**Data:**
= Beginning of Section =

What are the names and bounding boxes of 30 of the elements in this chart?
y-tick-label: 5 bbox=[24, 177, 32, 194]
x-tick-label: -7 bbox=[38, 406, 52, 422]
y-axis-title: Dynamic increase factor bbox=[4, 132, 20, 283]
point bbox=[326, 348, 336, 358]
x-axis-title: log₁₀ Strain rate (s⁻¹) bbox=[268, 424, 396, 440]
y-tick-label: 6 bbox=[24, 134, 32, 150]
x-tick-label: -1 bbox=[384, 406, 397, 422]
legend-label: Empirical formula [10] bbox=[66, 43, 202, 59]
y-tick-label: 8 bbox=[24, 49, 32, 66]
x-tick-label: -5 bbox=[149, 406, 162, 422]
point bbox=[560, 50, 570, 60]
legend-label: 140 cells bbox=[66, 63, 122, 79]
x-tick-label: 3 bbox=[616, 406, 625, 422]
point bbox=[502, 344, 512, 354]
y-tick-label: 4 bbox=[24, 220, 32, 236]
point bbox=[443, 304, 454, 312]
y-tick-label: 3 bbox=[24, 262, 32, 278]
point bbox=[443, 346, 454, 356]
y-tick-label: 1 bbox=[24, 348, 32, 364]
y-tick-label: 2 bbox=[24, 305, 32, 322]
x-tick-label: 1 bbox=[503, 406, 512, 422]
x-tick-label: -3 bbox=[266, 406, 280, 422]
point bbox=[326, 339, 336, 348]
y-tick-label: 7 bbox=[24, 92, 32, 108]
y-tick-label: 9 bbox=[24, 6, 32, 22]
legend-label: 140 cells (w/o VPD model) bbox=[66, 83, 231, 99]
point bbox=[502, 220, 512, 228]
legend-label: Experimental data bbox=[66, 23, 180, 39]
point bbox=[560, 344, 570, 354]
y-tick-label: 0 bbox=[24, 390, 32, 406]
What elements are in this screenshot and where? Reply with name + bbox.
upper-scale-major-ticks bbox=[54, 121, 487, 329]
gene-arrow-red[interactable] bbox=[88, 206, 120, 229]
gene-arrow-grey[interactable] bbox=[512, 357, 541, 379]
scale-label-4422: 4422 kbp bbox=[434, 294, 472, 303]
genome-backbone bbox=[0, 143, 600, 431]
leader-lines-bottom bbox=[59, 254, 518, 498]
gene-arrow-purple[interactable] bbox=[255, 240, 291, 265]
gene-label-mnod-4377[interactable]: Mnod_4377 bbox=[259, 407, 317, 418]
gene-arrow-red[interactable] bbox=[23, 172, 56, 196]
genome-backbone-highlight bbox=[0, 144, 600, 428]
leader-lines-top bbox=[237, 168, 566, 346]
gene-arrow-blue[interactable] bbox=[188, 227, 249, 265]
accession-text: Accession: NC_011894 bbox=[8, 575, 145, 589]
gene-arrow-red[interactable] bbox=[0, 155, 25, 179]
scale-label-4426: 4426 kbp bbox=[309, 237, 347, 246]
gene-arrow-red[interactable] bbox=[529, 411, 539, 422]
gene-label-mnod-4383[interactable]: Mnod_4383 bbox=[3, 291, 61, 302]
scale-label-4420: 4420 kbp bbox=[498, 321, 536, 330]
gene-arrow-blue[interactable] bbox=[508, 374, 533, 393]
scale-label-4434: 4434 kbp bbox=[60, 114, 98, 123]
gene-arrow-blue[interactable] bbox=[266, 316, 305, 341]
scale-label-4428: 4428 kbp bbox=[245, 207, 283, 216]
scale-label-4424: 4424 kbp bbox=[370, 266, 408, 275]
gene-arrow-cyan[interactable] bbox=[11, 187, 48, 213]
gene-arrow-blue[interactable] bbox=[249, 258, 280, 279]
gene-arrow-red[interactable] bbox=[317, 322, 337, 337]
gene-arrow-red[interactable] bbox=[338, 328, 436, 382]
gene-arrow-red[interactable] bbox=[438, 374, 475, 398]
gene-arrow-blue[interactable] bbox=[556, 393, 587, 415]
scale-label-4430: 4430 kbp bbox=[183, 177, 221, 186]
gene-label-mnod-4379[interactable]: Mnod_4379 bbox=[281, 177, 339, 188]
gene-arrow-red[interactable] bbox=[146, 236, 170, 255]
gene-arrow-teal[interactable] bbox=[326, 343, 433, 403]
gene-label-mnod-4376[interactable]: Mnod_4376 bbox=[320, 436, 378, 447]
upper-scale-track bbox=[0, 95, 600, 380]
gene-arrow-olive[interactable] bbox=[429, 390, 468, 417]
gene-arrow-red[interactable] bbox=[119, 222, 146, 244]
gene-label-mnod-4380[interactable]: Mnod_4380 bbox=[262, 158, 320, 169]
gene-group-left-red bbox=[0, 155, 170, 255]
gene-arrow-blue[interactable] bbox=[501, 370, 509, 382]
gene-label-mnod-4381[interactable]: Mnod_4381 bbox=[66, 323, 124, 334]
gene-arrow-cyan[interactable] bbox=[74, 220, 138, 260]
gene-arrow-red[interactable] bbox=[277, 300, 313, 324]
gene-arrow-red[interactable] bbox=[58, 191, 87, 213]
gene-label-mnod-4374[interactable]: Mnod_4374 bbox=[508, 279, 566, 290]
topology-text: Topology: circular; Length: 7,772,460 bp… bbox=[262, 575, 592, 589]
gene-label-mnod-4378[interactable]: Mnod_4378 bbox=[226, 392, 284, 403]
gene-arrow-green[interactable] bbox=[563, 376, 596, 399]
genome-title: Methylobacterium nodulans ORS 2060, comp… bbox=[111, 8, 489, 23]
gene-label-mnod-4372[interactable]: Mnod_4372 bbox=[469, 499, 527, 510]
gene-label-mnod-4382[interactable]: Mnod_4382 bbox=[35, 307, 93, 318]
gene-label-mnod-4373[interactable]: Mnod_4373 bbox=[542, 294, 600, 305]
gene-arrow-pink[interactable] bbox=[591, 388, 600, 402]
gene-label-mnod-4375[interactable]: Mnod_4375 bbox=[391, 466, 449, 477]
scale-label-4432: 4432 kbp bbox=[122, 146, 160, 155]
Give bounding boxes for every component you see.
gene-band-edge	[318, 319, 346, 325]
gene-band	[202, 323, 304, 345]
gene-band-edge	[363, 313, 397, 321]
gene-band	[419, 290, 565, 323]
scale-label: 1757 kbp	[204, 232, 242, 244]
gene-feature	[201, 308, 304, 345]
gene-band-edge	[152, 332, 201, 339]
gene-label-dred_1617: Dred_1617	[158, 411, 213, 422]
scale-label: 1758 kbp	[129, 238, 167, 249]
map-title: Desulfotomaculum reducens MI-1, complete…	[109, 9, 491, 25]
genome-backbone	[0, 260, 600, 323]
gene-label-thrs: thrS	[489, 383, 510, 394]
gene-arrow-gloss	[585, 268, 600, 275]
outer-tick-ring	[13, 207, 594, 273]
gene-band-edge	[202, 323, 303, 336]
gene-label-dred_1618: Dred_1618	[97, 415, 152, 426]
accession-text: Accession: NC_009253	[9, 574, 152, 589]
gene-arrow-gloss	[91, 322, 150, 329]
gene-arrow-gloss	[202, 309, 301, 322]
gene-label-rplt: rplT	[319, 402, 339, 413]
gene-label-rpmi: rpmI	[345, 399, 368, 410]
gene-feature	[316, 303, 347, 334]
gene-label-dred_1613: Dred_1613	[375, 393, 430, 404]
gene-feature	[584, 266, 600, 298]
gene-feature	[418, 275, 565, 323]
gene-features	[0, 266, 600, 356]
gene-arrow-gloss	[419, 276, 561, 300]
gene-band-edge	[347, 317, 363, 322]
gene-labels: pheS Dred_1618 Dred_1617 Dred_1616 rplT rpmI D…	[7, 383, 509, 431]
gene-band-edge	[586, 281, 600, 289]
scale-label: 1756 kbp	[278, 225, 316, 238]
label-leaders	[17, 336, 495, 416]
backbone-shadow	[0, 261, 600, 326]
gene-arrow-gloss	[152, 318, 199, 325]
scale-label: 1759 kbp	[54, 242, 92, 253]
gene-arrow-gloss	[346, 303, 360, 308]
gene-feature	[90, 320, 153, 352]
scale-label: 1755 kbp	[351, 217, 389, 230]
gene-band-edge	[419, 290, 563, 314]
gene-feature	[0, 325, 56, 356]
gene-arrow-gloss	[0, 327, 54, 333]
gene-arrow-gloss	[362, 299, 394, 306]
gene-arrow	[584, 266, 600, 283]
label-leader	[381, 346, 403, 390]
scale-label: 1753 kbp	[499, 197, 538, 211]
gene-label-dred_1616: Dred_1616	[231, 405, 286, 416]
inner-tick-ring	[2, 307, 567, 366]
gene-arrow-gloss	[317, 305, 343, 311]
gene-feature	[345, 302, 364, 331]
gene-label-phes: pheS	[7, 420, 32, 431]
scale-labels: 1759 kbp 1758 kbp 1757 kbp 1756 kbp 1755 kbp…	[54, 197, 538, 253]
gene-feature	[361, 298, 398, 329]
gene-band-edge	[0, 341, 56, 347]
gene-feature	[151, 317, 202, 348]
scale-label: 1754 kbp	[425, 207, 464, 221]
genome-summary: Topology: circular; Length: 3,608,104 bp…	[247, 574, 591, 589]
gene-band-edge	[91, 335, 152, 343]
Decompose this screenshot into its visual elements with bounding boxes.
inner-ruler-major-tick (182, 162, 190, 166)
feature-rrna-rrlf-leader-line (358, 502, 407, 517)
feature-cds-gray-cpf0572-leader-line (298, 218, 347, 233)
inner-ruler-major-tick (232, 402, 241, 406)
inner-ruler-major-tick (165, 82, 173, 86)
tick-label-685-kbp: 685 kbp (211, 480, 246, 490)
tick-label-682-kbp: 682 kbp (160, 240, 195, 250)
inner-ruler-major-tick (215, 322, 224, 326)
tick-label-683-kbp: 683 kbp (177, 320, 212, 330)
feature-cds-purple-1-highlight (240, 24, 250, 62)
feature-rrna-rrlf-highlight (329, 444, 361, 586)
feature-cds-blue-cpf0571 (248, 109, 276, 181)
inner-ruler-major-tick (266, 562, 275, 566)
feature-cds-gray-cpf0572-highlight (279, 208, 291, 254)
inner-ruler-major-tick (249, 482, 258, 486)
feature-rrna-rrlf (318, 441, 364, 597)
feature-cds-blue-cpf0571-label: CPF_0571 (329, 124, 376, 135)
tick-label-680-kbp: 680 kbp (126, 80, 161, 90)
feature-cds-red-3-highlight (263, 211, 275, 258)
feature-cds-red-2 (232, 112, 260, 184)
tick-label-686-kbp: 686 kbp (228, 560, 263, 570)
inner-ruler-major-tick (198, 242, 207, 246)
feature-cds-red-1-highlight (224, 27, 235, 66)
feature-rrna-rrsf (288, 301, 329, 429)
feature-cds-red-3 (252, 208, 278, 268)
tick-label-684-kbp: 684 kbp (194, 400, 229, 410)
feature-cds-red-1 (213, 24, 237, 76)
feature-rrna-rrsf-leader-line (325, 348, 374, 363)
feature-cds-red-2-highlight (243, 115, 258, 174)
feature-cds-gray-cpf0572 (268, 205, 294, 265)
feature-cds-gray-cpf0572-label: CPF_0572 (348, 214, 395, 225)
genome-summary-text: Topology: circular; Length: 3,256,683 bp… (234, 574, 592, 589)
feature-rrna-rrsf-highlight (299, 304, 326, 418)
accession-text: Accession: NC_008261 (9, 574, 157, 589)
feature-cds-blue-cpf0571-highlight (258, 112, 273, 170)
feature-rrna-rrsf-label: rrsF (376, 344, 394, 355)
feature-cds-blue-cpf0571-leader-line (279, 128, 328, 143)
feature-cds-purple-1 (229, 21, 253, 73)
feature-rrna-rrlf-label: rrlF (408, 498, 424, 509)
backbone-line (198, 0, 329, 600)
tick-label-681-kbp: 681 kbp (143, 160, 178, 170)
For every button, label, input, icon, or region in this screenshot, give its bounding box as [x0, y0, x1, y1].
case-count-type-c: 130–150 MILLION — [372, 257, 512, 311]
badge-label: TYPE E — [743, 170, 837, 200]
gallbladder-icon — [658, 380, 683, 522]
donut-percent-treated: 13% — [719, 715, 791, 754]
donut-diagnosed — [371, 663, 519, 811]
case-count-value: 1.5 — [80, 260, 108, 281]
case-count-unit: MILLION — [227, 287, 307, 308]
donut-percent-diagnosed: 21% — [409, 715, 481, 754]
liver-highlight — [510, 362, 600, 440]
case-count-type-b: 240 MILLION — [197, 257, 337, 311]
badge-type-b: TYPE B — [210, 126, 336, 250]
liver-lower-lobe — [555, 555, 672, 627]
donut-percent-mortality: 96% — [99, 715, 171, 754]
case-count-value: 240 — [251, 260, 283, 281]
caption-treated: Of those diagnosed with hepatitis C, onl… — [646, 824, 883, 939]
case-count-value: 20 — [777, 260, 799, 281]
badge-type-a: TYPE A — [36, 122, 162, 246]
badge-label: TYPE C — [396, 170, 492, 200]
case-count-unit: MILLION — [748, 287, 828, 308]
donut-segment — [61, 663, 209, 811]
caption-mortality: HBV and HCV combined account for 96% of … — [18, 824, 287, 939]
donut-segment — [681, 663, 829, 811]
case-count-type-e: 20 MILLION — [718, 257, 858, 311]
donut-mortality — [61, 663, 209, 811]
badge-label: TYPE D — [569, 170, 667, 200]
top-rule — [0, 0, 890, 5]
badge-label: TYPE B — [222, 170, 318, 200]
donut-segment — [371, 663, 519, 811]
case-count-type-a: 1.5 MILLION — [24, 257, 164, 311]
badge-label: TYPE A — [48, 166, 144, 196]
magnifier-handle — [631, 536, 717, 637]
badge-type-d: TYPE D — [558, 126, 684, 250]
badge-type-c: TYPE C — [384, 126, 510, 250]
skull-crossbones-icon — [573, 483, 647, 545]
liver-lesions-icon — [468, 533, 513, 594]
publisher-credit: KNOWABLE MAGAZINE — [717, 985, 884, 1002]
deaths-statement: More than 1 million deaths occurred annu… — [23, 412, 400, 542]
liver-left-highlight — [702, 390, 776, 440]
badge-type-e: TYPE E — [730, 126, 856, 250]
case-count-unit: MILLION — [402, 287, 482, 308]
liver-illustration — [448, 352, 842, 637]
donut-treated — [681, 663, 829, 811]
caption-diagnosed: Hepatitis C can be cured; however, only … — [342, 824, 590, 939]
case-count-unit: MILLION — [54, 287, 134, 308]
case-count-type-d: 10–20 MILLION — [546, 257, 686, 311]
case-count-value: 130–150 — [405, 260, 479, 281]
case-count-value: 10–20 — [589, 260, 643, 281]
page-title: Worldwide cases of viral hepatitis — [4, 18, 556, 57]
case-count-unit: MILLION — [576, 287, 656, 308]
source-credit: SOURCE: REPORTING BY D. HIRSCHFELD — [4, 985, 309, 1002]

= End of Section =

**Required work:** Bring together every line in the entries that holds the string "gloss".

**Reply:**
gene-arrow-gloss	[585, 268, 600, 275]
gene-arrow-gloss	[91, 322, 150, 329]
gene-arrow-gloss	[202, 309, 301, 322]
gene-arrow-gloss	[419, 276, 561, 300]
gene-arrow-gloss	[152, 318, 199, 325]
gene-arrow-gloss	[346, 303, 360, 308]
gene-arrow-gloss	[0, 327, 54, 333]
gene-arrow-gloss	[362, 299, 394, 306]
gene-arrow-gloss	[317, 305, 343, 311]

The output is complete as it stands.